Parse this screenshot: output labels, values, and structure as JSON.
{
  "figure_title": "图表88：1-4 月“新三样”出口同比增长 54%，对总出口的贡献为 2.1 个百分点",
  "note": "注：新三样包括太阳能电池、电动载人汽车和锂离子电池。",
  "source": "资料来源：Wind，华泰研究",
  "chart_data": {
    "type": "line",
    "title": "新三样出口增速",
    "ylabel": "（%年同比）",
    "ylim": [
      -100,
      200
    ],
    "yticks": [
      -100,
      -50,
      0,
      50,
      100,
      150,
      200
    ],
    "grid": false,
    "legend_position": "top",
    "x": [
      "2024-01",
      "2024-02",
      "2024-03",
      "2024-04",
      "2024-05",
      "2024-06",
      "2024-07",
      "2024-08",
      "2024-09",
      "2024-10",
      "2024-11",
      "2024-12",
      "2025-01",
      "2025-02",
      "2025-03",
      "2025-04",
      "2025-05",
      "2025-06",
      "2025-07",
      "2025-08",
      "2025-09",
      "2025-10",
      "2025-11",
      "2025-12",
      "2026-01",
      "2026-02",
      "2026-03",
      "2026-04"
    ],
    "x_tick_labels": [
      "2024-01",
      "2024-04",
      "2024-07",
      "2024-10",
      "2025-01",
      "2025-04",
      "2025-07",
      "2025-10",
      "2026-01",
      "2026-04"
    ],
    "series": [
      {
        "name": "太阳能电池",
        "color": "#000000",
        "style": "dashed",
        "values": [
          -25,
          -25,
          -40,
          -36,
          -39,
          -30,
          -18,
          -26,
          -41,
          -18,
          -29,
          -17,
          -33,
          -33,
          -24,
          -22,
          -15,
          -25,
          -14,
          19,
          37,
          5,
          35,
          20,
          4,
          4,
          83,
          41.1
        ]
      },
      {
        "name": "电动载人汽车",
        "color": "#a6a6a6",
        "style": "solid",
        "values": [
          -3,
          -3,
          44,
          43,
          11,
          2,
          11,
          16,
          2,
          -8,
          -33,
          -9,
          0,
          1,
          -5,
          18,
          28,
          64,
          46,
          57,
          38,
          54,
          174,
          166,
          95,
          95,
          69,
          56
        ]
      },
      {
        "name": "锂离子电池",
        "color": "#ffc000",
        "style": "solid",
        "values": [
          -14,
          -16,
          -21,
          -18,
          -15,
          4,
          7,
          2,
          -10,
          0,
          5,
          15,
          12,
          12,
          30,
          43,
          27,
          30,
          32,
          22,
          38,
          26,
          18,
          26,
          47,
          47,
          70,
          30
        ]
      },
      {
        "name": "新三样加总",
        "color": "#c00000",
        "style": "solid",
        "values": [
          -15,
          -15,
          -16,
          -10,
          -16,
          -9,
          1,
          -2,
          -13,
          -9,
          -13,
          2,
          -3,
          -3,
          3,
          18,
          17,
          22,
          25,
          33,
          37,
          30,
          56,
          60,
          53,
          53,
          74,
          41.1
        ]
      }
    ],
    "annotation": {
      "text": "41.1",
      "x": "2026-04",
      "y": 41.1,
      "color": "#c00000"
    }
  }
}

********************

# WORK INSTRUCTIONS
Return what is listed above, exactly and completely.

# EXERCISE RESPONSE
Parse this screenshot: output labels, values, and structure as JSON.
{
  "figure_title": "图表88：1-4 月“新三样”出口同比增长 54%，对总出口的贡献为 2.1 个百分点",
  "note": "注：新三样包括太阳能电池、电动载人汽车和锂离子电池。",
  "source": "资料来源：Wind，华泰研究",
  "chart_data": {
    "type": "line",
    "title": "新三样出口增速",
    "ylabel": "（%年同比）",
    "ylim": [
      -100,
      200
    ],
    "yticks": [
      -100,
      -50,
      0,
      50,
      100,
      150,
      200
    ],
    "grid": false,
    "legend_position": "top",
    "x": [
      "2024-01",
      "2024-02",
      "2024-03",
      "2024-04",
      "2024-05",
      "2024-06",
      "2024-07",
      "2024-08",
      "2024-09",
      "2024-10",
      "2024-11",
      "2024-12",
      "2025-01",
      "2025-02",
      "2025-03",
      "2025-04",
      "2025-05",
      "2025-06",
      "2025-07",
      "2025-08",
      "2025-09",
      "2025-10",
      "2025-11",
      "2025-12",
      "2026-01",
      "2026-02",
      "2026-03",
      "2026-04"
    ],
    "x_tick_labels": [
      "2024-01",
      "2024-04",
      "2024-07",
      "2024-10",
      "2025-01",
      "2025-04",
      "2025-07",
      "2025-10",
      "2026-01",
      "2026-04"
    ],
    "series": [
      {
        "name": "太阳能电池",
        "color": "#000000",
        "style": "dashed",
        "values": [
          -25,
          -25,
          -40,
          -36,
          -39,
          -30,
          -18,
          -26,
          -41,
          -18,
          -29,
          -17,
          -33,
          -33,
          -24,
          -22,
          -15,
          -25,
          -14,
          19,
          37,
          5,
          35,
          20,
          4,
          4,
          83,
          41.1
        ]
      },
      {
        "name": "电动载人汽车",
        "color": "#a6a6a6",
        "style": "solid",
        "values": [
          -3,
          -3,
          44,
          43,
          11,
          2,
          11,
          16,
          2,
          -8,
          -33,
          -9,
          0,
          1,
          -5,
          18,
          28,
          64,
          46,
          57,
          38,
          54,
          174,
          166,
          95,
          95,
          69,
          56
        ]
      },
      {
        "name": "锂离子电池",
        "color": "#ffc000",
        "style": "solid",
        "values": [
          -14,
          -16,
          -21,
          -18,
          -15,
          4,
          7,
          2,
          -10,
          0,
          5,
          15,
          12,
          12,
          30,
          43,
          27,
          30,
          32,
          22,
          38,
          26,
          18,
          26,
          47,
          47,
          70,
          30
        ]
      },
      {
        "name": "新三样加总",
        "color": "#c00000",
        "style": "solid",
        "values": [
          -15,
          -15,
          -16,
          -10,
          -16,
          -9,
          1,
          -2,
          -13,
          -9,
          -13,
          2,
          -3,
          -3,
          3,
          18,
          17,
          22,
          25,
          33,
          37,
          30,
          56,
          60,
          53,
          53,
          74,
          41.1
        ]
      }
    ],
    "annotation": {
      "text": "41.1",
      "x": "2026-04",
      "y": 41.1,
      "color": "#c00000"
    }
  }
}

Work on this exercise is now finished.